• **WHAT TO DO**:
Of all the lines in the material, how many include the word "relative"? Reply with the number alone.

• **SOURCE DATA**:
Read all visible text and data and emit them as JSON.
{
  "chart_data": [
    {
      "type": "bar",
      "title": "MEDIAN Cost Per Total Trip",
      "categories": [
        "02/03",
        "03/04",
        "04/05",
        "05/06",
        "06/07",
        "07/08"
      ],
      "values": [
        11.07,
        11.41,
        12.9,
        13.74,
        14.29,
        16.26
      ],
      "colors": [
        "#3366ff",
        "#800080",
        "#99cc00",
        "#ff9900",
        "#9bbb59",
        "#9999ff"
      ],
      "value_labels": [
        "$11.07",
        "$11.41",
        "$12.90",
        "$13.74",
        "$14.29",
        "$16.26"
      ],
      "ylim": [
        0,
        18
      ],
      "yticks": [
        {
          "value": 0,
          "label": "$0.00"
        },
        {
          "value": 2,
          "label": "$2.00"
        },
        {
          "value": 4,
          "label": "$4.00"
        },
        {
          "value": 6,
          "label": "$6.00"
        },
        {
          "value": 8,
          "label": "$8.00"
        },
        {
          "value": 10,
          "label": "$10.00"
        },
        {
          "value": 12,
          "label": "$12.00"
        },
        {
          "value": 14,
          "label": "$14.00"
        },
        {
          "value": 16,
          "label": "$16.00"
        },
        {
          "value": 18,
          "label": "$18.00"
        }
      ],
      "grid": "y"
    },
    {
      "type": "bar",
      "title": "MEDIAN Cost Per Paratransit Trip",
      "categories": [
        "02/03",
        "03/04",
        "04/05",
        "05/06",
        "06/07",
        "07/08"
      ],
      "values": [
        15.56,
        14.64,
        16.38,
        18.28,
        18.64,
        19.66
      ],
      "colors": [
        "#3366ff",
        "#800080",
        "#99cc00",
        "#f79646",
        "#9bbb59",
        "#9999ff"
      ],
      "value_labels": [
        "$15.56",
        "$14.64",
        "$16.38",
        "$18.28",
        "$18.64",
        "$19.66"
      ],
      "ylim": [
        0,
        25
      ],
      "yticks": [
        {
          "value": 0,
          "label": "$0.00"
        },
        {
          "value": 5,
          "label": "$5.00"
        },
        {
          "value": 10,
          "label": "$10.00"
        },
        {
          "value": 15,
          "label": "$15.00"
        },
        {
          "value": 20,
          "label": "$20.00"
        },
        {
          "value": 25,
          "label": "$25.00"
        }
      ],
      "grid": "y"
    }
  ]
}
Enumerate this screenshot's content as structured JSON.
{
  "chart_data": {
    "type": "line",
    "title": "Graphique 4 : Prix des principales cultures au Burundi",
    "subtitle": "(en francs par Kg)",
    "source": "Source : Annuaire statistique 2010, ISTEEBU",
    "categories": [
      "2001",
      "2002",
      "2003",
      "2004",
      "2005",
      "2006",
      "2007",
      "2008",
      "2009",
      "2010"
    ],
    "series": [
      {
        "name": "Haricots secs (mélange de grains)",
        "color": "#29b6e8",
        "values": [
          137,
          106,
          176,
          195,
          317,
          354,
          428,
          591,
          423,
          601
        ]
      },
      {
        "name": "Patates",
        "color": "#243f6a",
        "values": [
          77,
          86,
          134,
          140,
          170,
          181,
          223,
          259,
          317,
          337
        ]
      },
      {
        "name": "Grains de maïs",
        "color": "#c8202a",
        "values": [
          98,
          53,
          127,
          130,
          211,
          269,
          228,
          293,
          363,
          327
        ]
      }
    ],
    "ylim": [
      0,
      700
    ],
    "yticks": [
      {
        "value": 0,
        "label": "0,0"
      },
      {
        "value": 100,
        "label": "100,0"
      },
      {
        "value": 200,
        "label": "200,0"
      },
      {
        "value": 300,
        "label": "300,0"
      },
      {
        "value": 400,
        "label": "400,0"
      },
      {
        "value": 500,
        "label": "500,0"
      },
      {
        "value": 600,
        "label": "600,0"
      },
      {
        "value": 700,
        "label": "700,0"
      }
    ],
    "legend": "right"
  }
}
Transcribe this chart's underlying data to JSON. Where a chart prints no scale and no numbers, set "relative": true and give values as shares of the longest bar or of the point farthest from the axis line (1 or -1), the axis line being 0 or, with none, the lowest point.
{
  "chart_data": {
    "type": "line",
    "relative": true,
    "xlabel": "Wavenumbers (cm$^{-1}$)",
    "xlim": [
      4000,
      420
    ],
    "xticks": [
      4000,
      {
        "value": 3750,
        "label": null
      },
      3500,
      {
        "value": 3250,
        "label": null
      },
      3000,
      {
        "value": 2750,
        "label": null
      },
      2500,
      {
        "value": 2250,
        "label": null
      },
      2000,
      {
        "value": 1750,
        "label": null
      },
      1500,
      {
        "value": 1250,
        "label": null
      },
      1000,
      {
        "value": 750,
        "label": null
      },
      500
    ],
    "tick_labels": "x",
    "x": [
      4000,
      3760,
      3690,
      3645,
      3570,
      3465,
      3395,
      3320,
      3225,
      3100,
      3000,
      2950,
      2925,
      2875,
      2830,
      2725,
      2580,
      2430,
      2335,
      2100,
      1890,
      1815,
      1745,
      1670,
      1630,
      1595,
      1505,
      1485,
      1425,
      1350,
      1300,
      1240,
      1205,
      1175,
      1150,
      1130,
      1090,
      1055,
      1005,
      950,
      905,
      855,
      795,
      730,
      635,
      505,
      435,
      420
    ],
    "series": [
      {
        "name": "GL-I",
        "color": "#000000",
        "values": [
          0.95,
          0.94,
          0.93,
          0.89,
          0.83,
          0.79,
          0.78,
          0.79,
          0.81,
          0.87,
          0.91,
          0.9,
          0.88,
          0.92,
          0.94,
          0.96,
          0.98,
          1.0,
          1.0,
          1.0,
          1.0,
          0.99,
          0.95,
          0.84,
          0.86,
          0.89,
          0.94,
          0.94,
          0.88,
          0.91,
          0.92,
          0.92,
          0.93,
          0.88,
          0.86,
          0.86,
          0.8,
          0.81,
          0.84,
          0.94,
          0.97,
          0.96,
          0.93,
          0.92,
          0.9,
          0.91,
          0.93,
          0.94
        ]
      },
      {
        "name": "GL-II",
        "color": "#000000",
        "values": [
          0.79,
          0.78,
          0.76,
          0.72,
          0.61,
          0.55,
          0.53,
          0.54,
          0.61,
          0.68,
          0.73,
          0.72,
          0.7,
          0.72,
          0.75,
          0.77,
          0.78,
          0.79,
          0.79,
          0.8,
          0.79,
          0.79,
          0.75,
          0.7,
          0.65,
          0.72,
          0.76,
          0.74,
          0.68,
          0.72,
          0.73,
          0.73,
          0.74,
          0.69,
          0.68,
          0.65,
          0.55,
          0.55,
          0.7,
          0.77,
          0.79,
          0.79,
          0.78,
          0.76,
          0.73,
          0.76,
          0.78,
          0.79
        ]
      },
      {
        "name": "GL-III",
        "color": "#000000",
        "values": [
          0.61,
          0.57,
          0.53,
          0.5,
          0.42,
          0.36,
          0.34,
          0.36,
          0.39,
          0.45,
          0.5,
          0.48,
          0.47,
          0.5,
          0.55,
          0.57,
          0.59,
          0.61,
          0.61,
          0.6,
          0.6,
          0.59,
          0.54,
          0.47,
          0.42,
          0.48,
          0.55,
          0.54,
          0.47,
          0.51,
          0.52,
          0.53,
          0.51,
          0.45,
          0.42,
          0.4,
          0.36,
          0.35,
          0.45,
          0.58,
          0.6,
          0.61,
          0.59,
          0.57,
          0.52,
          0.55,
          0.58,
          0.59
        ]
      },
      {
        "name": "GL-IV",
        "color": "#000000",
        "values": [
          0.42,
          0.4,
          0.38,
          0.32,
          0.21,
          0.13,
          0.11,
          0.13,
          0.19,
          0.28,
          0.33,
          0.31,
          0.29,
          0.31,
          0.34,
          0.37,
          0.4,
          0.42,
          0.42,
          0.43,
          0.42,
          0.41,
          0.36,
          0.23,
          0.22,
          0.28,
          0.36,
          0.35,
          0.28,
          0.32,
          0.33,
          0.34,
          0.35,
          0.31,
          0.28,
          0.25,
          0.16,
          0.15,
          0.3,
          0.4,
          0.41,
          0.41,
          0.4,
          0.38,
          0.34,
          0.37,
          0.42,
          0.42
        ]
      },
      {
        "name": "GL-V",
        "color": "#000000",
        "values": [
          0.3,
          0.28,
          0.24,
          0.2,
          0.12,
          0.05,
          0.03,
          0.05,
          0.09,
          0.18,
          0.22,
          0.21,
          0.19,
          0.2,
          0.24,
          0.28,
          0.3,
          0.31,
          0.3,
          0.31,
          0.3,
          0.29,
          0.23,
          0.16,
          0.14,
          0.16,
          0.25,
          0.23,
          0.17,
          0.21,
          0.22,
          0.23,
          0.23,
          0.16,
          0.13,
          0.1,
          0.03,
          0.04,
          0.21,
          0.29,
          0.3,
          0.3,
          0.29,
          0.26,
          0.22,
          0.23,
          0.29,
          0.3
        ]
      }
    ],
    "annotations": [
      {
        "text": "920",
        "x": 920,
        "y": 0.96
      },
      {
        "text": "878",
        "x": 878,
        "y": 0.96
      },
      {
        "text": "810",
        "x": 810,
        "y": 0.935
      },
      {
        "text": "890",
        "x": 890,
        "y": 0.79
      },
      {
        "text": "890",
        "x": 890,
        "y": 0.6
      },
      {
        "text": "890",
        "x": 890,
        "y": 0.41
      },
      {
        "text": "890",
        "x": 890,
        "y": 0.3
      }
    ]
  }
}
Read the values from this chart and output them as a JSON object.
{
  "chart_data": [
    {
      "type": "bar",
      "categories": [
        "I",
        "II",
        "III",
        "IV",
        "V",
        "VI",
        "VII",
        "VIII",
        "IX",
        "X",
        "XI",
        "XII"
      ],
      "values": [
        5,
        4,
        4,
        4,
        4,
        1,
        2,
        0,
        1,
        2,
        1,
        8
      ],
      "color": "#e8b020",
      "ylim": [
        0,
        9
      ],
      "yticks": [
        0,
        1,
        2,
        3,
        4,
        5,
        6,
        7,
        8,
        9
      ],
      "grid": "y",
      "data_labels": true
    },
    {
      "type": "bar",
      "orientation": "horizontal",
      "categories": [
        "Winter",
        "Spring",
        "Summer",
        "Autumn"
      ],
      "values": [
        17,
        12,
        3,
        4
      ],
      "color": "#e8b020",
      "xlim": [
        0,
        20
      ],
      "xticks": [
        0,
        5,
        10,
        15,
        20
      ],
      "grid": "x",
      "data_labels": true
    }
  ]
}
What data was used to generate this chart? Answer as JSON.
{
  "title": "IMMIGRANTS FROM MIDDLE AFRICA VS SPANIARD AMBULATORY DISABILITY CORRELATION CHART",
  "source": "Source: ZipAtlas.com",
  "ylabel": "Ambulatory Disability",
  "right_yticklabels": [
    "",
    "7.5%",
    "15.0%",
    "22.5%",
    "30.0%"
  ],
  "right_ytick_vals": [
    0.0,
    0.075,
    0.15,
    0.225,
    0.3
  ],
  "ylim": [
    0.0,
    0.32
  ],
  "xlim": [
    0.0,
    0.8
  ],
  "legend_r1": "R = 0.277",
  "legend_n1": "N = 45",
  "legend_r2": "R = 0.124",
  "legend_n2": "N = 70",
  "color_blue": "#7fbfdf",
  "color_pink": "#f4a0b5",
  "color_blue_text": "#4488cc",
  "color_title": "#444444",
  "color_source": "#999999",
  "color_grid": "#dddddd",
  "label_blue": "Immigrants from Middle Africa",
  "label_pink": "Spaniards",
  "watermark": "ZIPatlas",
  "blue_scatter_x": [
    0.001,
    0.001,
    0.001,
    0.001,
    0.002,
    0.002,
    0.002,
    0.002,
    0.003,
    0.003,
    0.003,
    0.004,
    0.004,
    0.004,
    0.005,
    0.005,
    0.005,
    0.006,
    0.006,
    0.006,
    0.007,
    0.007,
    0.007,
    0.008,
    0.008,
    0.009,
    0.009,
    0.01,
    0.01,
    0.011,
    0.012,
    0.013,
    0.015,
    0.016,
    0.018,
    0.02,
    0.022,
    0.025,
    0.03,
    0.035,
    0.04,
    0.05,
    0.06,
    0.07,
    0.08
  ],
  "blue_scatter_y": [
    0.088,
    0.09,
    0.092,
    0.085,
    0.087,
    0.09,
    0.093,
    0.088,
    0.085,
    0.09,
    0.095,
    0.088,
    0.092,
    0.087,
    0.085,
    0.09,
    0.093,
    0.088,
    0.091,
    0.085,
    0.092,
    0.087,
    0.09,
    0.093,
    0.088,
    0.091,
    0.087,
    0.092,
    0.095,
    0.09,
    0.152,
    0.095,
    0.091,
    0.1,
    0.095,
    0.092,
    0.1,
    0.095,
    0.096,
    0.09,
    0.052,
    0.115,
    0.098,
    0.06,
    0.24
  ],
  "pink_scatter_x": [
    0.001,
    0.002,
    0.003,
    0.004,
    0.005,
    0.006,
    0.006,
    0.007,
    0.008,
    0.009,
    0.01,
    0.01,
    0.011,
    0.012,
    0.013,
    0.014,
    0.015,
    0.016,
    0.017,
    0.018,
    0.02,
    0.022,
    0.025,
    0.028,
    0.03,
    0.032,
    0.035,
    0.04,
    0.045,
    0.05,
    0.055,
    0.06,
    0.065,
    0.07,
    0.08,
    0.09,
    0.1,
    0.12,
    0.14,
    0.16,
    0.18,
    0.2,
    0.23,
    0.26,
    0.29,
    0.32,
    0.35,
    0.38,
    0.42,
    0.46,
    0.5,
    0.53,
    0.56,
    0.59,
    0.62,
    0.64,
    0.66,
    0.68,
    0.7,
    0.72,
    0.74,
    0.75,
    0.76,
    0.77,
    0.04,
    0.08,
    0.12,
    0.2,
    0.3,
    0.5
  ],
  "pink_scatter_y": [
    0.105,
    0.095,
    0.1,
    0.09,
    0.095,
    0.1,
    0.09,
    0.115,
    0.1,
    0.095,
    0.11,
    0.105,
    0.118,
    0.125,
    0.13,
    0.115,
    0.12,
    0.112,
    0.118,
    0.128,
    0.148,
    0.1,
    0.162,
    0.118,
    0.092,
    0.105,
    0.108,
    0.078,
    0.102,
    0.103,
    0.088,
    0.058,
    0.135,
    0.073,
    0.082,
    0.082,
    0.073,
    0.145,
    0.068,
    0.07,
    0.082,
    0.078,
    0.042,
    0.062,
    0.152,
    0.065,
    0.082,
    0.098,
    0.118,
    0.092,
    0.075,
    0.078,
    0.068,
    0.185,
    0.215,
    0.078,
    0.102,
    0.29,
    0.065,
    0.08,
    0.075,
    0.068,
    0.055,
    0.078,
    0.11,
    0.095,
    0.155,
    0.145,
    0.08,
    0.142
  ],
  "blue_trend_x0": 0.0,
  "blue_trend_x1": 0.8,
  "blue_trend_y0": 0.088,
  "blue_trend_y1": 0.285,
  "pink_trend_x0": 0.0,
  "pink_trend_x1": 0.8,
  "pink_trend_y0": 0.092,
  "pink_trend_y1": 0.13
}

• **SOLUTION TO THIS EXERCISE**:
2